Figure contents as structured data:
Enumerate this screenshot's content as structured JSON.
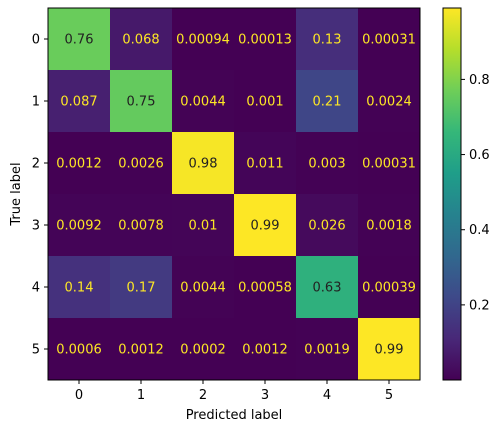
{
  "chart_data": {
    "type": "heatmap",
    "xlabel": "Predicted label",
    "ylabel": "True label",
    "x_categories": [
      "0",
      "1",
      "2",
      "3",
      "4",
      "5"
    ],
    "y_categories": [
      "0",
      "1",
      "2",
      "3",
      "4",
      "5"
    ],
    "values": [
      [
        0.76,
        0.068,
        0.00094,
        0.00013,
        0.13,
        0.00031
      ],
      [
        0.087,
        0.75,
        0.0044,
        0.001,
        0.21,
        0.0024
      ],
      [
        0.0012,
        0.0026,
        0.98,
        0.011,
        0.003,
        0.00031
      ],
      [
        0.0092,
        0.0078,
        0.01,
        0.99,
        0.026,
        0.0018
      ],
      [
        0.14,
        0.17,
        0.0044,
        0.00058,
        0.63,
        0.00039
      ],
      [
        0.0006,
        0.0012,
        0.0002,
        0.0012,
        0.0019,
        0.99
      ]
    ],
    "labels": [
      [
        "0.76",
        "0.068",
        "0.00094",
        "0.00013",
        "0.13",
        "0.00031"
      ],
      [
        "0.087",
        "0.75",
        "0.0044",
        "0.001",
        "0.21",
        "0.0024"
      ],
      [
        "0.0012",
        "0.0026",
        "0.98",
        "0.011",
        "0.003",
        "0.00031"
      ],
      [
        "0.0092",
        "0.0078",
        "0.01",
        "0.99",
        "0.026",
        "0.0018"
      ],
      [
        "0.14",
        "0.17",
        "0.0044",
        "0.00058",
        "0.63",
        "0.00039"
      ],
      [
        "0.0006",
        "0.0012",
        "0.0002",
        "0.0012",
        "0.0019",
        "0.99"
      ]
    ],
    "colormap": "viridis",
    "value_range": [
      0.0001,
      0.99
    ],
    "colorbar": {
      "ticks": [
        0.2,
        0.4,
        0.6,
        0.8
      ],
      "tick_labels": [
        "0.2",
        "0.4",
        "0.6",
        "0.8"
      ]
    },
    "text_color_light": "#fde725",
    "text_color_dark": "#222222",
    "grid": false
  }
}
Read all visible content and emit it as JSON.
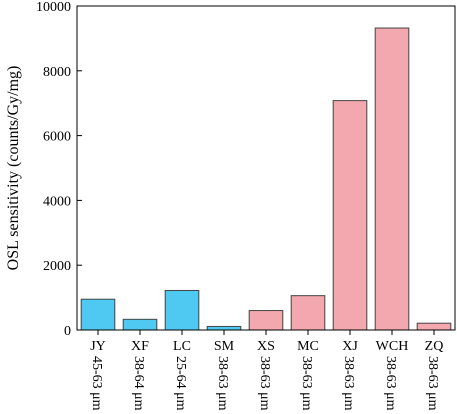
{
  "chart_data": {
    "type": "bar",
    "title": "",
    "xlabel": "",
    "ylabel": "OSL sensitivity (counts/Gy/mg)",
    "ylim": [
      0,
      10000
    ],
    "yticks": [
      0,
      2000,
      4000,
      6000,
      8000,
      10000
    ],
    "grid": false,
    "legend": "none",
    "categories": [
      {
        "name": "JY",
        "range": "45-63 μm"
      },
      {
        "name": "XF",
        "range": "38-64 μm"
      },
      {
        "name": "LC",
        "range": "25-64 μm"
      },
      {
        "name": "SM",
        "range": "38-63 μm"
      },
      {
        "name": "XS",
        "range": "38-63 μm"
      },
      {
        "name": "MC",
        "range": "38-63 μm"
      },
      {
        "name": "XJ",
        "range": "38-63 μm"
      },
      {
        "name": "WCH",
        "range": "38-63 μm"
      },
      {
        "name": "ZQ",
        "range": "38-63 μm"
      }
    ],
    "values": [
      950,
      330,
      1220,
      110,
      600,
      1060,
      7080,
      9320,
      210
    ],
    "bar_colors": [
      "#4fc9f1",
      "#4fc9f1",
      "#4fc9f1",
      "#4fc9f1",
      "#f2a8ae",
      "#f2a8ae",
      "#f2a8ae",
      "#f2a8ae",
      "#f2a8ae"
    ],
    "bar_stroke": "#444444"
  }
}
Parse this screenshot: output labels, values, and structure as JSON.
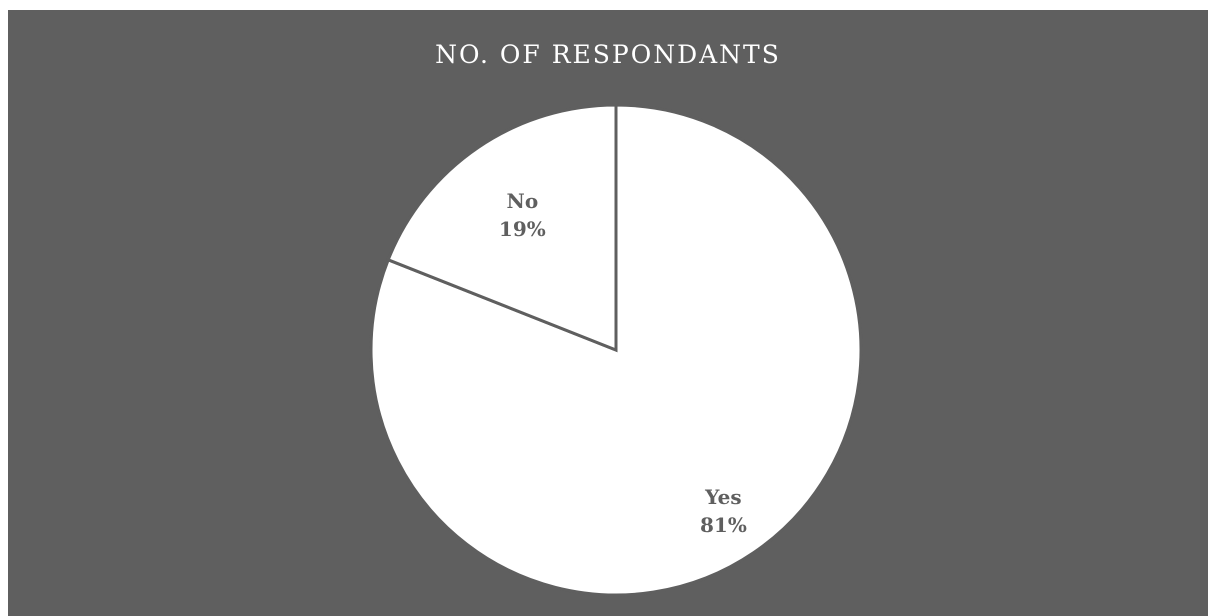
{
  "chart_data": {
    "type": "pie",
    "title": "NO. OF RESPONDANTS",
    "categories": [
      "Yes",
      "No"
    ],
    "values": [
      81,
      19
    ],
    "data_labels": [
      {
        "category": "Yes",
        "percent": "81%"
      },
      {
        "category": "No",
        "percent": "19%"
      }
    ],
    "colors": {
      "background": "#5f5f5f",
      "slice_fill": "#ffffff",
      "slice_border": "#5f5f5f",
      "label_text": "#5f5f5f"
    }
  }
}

What to produce: Look through the data above. Each line containing the word "this" needs to be copied.

Finished task:
Enumerate this screenshot's content as structured JSON.
Parse this screenshot: output labels, values, and structure as JSON.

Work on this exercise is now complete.